** SET TASK **
Could you write out every record below exactly, leaving out any pictures?

** EXTRACTED INFORMATION **

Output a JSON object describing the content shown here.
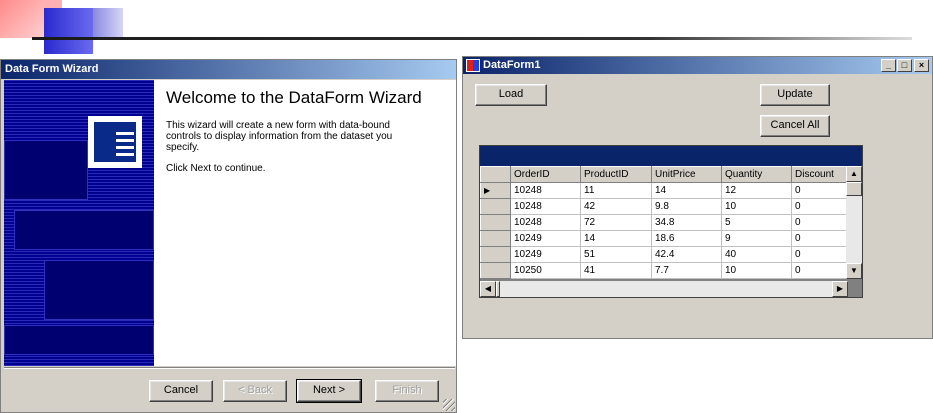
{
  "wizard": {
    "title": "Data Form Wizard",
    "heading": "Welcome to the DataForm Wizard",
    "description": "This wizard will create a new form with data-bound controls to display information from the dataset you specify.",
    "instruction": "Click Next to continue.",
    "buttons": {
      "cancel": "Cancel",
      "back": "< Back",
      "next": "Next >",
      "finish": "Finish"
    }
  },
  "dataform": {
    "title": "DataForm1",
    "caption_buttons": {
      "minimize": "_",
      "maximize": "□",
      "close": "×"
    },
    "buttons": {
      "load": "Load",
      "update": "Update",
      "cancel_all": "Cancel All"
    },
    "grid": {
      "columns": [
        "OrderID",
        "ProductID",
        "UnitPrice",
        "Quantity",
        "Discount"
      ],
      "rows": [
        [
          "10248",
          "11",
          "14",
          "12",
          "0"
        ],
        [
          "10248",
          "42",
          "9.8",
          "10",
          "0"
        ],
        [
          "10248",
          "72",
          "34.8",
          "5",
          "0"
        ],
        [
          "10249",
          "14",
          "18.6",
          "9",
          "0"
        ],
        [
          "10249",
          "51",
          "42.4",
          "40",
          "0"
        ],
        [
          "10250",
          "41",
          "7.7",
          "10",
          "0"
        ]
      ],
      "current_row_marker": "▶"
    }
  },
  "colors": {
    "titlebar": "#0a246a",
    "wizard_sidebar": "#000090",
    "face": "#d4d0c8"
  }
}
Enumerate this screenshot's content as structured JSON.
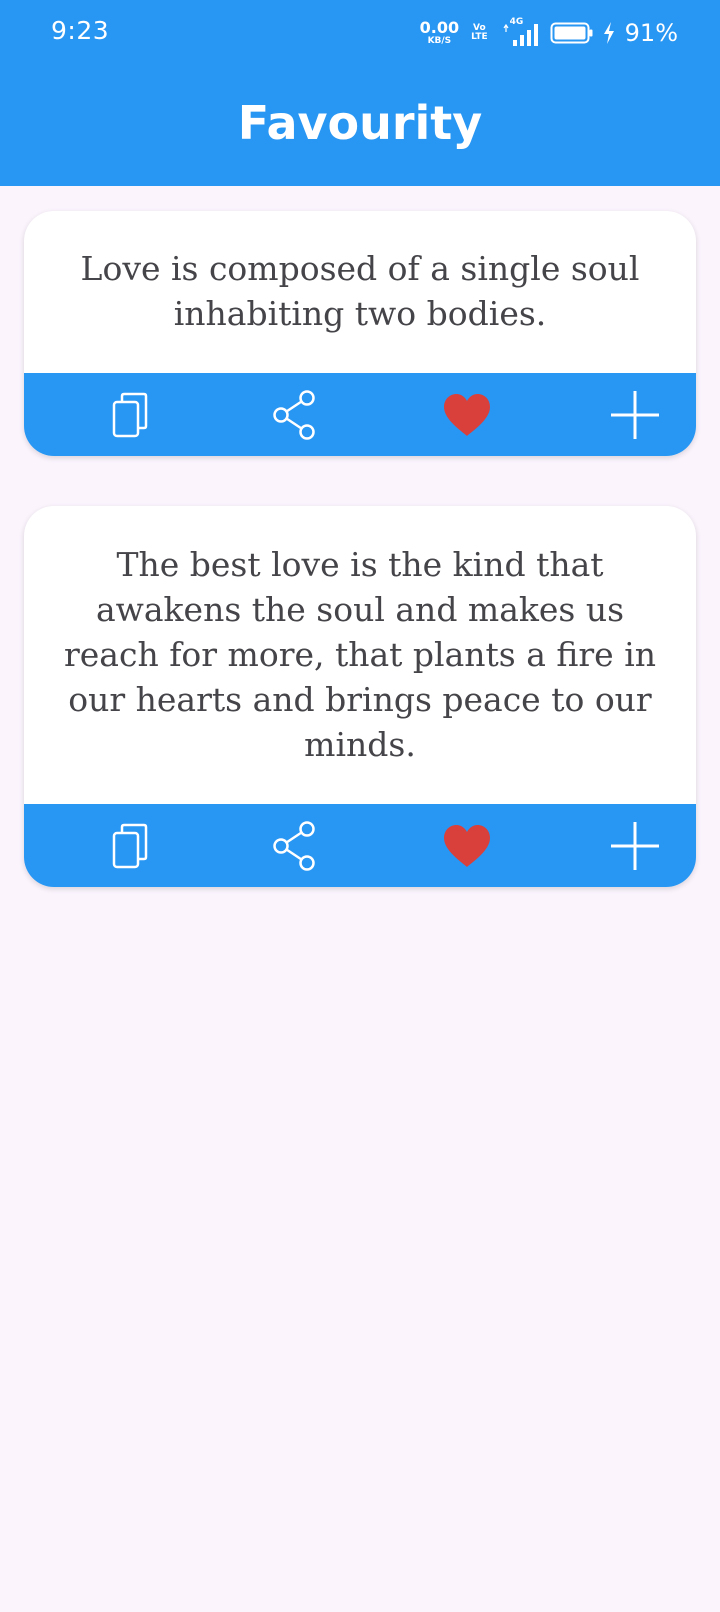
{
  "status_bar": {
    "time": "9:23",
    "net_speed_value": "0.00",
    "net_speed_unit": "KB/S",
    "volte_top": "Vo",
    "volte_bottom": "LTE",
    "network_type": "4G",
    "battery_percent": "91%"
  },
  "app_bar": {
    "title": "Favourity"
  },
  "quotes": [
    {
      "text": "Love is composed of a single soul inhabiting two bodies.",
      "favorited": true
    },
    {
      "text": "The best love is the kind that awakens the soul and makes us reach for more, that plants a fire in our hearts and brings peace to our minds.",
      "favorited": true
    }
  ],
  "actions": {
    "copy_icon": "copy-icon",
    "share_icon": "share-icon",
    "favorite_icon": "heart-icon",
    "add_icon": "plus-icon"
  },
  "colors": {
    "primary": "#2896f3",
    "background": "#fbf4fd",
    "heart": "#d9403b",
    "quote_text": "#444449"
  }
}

** FULL OUTPUT **
Output a JSON object describing the content shown here.
{
  "wizard": {
    "title": "Data Form Wizard",
    "heading": "Welcome to the DataForm Wizard",
    "description": "This wizard will create a new form with data-bound controls to display information from the dataset you specify.",
    "instruction": "Click Next to continue.",
    "buttons": {
      "cancel": "Cancel",
      "back": "< Back",
      "next": "Next >",
      "finish": "Finish"
    }
  },
  "dataform": {
    "title": "DataForm1",
    "caption_buttons": {
      "minimize": "_",
      "maximize": "□",
      "close": "×"
    },
    "buttons": {
      "load": "Load",
      "update": "Update",
      "cancel_all": "Cancel All"
    },
    "grid": {
      "columns": [
        "OrderID",
        "ProductID",
        "UnitPrice",
        "Quantity",
        "Discount"
      ],
      "rows": [
        [
          "10248",
          "11",
          "14",
          "12",
          "0"
        ],
        [
          "10248",
          "42",
          "9.8",
          "10",
          "0"
        ],
        [
          "10248",
          "72",
          "34.8",
          "5",
          "0"
        ],
        [
          "10249",
          "14",
          "18.6",
          "9",
          "0"
        ],
        [
          "10249",
          "51",
          "42.4",
          "40",
          "0"
        ],
        [
          "10250",
          "41",
          "7.7",
          "10",
          "0"
        ]
      ],
      "current_row_marker": "▶"
    }
  },
  "colors": {
    "titlebar": "#0a246a",
    "wizard_sidebar": "#000090",
    "face": "#d4d0c8"
  }
}
Enumerate this screenshot's content as structured JSON.
{
  "status_bar": {
    "time": "9:23",
    "net_speed_value": "0.00",
    "net_speed_unit": "KB/S",
    "volte_top": "Vo",
    "volte_bottom": "LTE",
    "network_type": "4G",
    "battery_percent": "91%"
  },
  "app_bar": {
    "title": "Favourity"
  },
  "quotes": [
    {
      "text": "Love is composed of a single soul inhabiting two bodies.",
      "favorited": true
    },
    {
      "text": "The best love is the kind that awakens the soul and makes us reach for more, that plants a fire in our hearts and brings peace to our minds.",
      "favorited": true
    }
  ],
  "actions": {
    "copy_icon": "copy-icon",
    "share_icon": "share-icon",
    "favorite_icon": "heart-icon",
    "add_icon": "plus-icon"
  },
  "colors": {
    "primary": "#2896f3",
    "background": "#fbf4fd",
    "heart": "#d9403b",
    "quote_text": "#444449"
  }
}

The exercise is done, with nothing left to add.